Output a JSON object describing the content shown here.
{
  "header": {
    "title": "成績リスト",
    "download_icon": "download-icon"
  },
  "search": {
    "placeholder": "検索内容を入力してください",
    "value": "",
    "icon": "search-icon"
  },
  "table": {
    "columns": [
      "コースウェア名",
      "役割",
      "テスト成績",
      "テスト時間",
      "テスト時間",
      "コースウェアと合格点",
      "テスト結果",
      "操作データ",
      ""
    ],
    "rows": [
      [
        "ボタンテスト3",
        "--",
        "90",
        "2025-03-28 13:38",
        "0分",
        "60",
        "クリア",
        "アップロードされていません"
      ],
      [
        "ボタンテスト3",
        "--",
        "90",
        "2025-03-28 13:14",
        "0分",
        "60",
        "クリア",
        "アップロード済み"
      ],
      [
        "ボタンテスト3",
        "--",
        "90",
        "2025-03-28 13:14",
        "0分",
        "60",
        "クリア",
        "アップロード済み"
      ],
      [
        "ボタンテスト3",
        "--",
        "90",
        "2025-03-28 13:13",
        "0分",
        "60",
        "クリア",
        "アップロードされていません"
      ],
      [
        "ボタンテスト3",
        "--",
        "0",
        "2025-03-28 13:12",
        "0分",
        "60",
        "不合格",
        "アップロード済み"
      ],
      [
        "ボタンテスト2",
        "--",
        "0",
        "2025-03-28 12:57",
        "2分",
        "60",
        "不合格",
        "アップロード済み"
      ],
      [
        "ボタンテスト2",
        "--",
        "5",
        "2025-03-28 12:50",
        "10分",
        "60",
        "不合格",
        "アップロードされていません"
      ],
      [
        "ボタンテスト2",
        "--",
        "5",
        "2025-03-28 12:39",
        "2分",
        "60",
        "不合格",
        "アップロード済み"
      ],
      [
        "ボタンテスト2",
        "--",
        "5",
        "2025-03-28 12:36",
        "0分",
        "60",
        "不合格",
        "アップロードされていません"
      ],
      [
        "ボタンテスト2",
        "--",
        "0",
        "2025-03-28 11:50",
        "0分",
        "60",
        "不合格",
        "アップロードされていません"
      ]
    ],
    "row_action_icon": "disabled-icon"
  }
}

○ ○ ○

Copy each line of the listing that holds the word "icon".

Exercise result:
    "download_icon": "download-icon"
    "icon": "search-icon"
    "row_action_icon": "disabled-icon"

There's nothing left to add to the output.